Extracted material:
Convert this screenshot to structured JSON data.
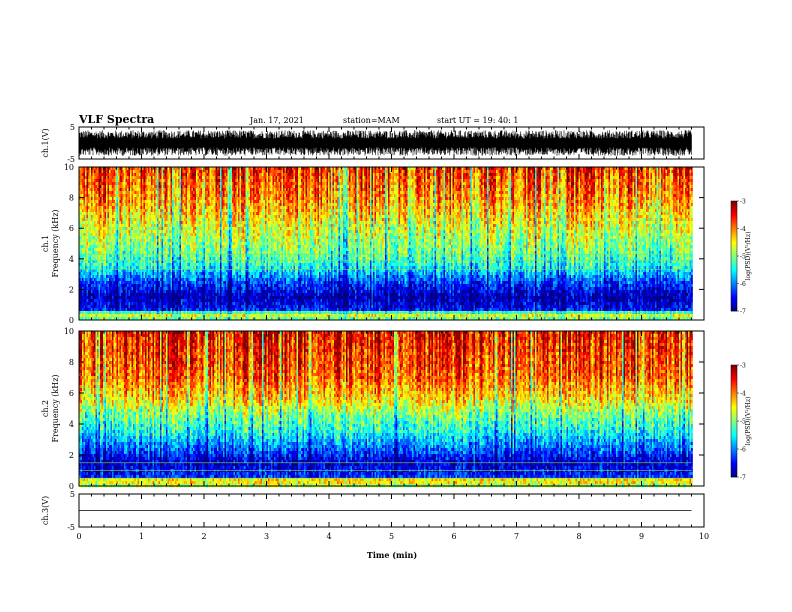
{
  "header": {
    "title": "VLF Spectra",
    "date": "Jan. 17, 2021",
    "station": "station=MAM",
    "start": "start UT =  19: 40: 1"
  },
  "chart_data": [
    {
      "type": "line",
      "name": "ch1_waveform",
      "ylabel": "ch.1(V)",
      "ylim": [
        -5,
        5
      ],
      "yticks": [
        5,
        -5
      ],
      "xlim": [
        0,
        10
      ],
      "note_values": "broadband noise waveform filling approximately -4 V to +4 V for the full record (0 to 9.8 min)",
      "amplitude_range": [
        -4,
        4
      ]
    },
    {
      "type": "heatmap",
      "name": "ch1_spectrogram",
      "ylabel_top": "ch.1",
      "ylabel": "Frequency (kHz)",
      "ylim": [
        0,
        10
      ],
      "yticks": [
        0,
        2,
        4,
        6,
        8,
        10
      ],
      "xlim": [
        0,
        10
      ],
      "data_xmax": 9.8,
      "colorbar": {
        "label": "log(PSD)(V²/Hz)",
        "min": -7,
        "max": -3,
        "ticks": [
          -3,
          -4,
          -5,
          -6,
          -7
        ]
      },
      "profile": [
        {
          "f": 0,
          "level": -5.2
        },
        {
          "f": 0.4,
          "level": -4.4
        },
        {
          "f": 0.6,
          "level": -6.4
        },
        {
          "f": 1.5,
          "level": -6.8
        },
        {
          "f": 2.5,
          "level": -6.2
        },
        {
          "f": 3.5,
          "level": -5.4
        },
        {
          "f": 4.5,
          "level": -5.0
        },
        {
          "f": 6.0,
          "level": -4.6
        },
        {
          "f": 8.0,
          "level": -4.0
        },
        {
          "f": 10.0,
          "level": -3.6
        }
      ],
      "lines_khz": [
        0.5,
        3.3,
        3.9,
        4.3
      ]
    },
    {
      "type": "heatmap",
      "name": "ch2_spectrogram",
      "ylabel_top": "ch.2",
      "ylabel": "Frequency (kHz)",
      "ylim": [
        0,
        10
      ],
      "yticks": [
        0,
        2,
        4,
        6,
        8,
        10
      ],
      "xlim": [
        0,
        10
      ],
      "data_xmax": 9.8,
      "colorbar": {
        "label": "log(PSD)(V²/Hz)",
        "min": -7,
        "max": -3,
        "ticks": [
          -3,
          -4,
          -5,
          -6,
          -7
        ]
      },
      "profile": [
        {
          "f": 0,
          "level": -4.8
        },
        {
          "f": 0.4,
          "level": -4.2
        },
        {
          "f": 0.6,
          "level": -6.3
        },
        {
          "f": 1.5,
          "level": -6.7
        },
        {
          "f": 2.5,
          "level": -6.0
        },
        {
          "f": 3.5,
          "level": -5.4
        },
        {
          "f": 4.5,
          "level": -5.0
        },
        {
          "f": 5.5,
          "level": -4.4
        },
        {
          "f": 7.0,
          "level": -3.8
        },
        {
          "f": 10.0,
          "level": -3.4
        }
      ],
      "lines_khz": [
        0.5,
        1.0,
        1.5
      ]
    },
    {
      "type": "line",
      "name": "ch3_waveform",
      "ylabel": "ch.3(V)",
      "ylim": [
        -5,
        5
      ],
      "yticks": [
        5,
        -5
      ],
      "xlim": [
        0,
        10
      ],
      "xticks": [
        0,
        1,
        2,
        3,
        4,
        5,
        6,
        7,
        8,
        9,
        10
      ],
      "xlabel": "Time (min)",
      "x": [
        0,
        9.8
      ],
      "values": [
        0,
        0
      ]
    }
  ]
}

Requirement:
Omit the pictures. Transcribe every record exactly.

Output for this exercise:
Convert this screenshot to structured JSON data.
{
  "header": {
    "title": "VLF Spectra",
    "date": "Jan. 17, 2021",
    "station": "station=MAM",
    "start": "start UT =  19: 40: 1"
  },
  "chart_data": [
    {
      "type": "line",
      "name": "ch1_waveform",
      "ylabel": "ch.1(V)",
      "ylim": [
        -5,
        5
      ],
      "yticks": [
        5,
        -5
      ],
      "xlim": [
        0,
        10
      ],
      "note_values": "broadband noise waveform filling approximately -4 V to +4 V for the full record (0 to 9.8 min)",
      "amplitude_range": [
        -4,
        4
      ]
    },
    {
      "type": "heatmap",
      "name": "ch1_spectrogram",
      "ylabel_top": "ch.1",
      "ylabel": "Frequency (kHz)",
      "ylim": [
        0,
        10
      ],
      "yticks": [
        0,
        2,
        4,
        6,
        8,
        10
      ],
      "xlim": [
        0,
        10
      ],
      "data_xmax": 9.8,
      "colorbar": {
        "label": "log(PSD)(V²/Hz)",
        "min": -7,
        "max": -3,
        "ticks": [
          -3,
          -4,
          -5,
          -6,
          -7
        ]
      },
      "profile": [
        {
          "f": 0,
          "level": -5.2
        },
        {
          "f": 0.4,
          "level": -4.4
        },
        {
          "f": 0.6,
          "level": -6.4
        },
        {
          "f": 1.5,
          "level": -6.8
        },
        {
          "f": 2.5,
          "level": -6.2
        },
        {
          "f": 3.5,
          "level": -5.4
        },
        {
          "f": 4.5,
          "level": -5.0
        },
        {
          "f": 6.0,
          "level": -4.6
        },
        {
          "f": 8.0,
          "level": -4.0
        },
        {
          "f": 10.0,
          "level": -3.6
        }
      ],
      "lines_khz": [
        0.5,
        3.3,
        3.9,
        4.3
      ]
    },
    {
      "type": "heatmap",
      "name": "ch2_spectrogram",
      "ylabel_top": "ch.2",
      "ylabel": "Frequency (kHz)",
      "ylim": [
        0,
        10
      ],
      "yticks": [
        0,
        2,
        4,
        6,
        8,
        10
      ],
      "xlim": [
        0,
        10
      ],
      "data_xmax": 9.8,
      "colorbar": {
        "label": "log(PSD)(V²/Hz)",
        "min": -7,
        "max": -3,
        "ticks": [
          -3,
          -4,
          -5,
          -6,
          -7
        ]
      },
      "profile": [
        {
          "f": 0,
          "level": -4.8
        },
        {
          "f": 0.4,
          "level": -4.2
        },
        {
          "f": 0.6,
          "level": -6.3
        },
        {
          "f": 1.5,
          "level": -6.7
        },
        {
          "f": 2.5,
          "level": -6.0
        },
        {
          "f": 3.5,
          "level": -5.4
        },
        {
          "f": 4.5,
          "level": -5.0
        },
        {
          "f": 5.5,
          "level": -4.4
        },
        {
          "f": 7.0,
          "level": -3.8
        },
        {
          "f": 10.0,
          "level": -3.4
        }
      ],
      "lines_khz": [
        0.5,
        1.0,
        1.5
      ]
    },
    {
      "type": "line",
      "name": "ch3_waveform",
      "ylabel": "ch.3(V)",
      "ylim": [
        -5,
        5
      ],
      "yticks": [
        5,
        -5
      ],
      "xlim": [
        0,
        10
      ],
      "xticks": [
        0,
        1,
        2,
        3,
        4,
        5,
        6,
        7,
        8,
        9,
        10
      ],
      "xlabel": "Time (min)",
      "x": [
        0,
        9.8
      ],
      "values": [
        0,
        0
      ]
    }
  ]
}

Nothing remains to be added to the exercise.